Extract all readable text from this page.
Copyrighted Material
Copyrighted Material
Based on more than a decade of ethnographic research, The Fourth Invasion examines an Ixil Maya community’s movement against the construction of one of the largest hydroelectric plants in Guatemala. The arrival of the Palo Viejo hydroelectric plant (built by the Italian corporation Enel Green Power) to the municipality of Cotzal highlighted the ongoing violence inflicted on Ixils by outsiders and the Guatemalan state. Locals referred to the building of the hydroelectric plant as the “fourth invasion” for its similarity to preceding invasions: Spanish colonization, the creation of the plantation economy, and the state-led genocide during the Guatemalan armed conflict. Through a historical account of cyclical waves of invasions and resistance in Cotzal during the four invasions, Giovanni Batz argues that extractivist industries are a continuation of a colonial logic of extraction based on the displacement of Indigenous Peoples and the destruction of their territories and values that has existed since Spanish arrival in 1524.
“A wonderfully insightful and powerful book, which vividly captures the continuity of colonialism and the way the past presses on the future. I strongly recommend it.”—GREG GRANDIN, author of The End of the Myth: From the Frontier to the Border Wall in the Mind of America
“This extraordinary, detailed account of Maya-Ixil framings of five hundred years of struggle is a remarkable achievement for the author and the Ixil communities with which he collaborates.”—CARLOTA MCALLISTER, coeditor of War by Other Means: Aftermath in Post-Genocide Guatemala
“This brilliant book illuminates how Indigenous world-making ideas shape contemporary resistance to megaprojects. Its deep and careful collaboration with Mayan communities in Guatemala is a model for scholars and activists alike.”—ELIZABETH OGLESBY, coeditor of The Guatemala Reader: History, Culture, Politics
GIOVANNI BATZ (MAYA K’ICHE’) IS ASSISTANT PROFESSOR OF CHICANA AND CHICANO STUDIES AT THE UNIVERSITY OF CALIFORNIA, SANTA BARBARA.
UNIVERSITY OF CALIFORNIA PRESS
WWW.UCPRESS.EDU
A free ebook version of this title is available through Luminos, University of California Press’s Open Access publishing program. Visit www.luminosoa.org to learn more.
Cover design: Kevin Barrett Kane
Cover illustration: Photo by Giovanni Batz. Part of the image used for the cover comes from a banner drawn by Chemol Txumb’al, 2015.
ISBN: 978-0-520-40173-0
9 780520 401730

* **Short problem**:
Copy all data exactly, start to finish.

* **Task solution**:
Extract all readable text from this page.
Copyrighted Material
Copyrighted Material
Based on more than a decade of ethnographic research, The Fourth Invasion examines an Ixil Maya community’s movement against the construction of one of the largest hydroelectric plants in Guatemala. The arrival of the Palo Viejo hydroelectric plant (built by the Italian corporation Enel Green Power) to the municipality of Cotzal highlighted the ongoing violence inflicted on Ixils by outsiders and the Guatemalan state. Locals referred to the building of the hydroelectric plant as the “fourth invasion” for its similarity to preceding invasions: Spanish colonization, the creation of the plantation economy, and the state-led genocide during the Guatemalan armed conflict. Through a historical account of cyclical waves of invasions and resistance in Cotzal during the four invasions, Giovanni Batz argues that extractivist industries are a continuation of a colonial logic of extraction based on the displacement of Indigenous Peoples and the destruction of their territories and values that has existed since Spanish arrival in 1524.
“A wonderfully insightful and powerful book, which vividly captures the continuity of colonialism and the way the past presses on the future. I strongly recommend it.”—GREG GRANDIN, author of The End of the Myth: From the Frontier to the Border Wall in the Mind of America
“This extraordinary, detailed account of Maya-Ixil framings of five hundred years of struggle is a remarkable achievement for the author and the Ixil communities with which he collaborates.”—CARLOTA MCALLISTER, coeditor of War by Other Means: Aftermath in Post-Genocide Guatemala
“This brilliant book illuminates how Indigenous world-making ideas shape contemporary resistance to megaprojects. Its deep and careful collaboration with Mayan communities in Guatemala is a model for scholars and activists alike.”—ELIZABETH OGLESBY, coeditor of The Guatemala Reader: History, Culture, Politics
GIOVANNI BATZ (MAYA K’ICHE’) IS ASSISTANT PROFESSOR OF CHICANA AND CHICANO STUDIES AT THE UNIVERSITY OF CALIFORNIA, SANTA BARBARA.
UNIVERSITY OF CALIFORNIA PRESS
WWW.UCPRESS.EDU
A free ebook version of this title is available through Luminos, University of California Press’s Open Access publishing program. Visit www.luminosoa.org to learn more.
Cover design: Kevin Barrett Kane
Cover illustration: Photo by Giovanni Batz. Part of the image used for the cover comes from a banner drawn by Chemol Txumb’al, 2015.
ISBN: 978-0-520-40173-0
9 780520 401730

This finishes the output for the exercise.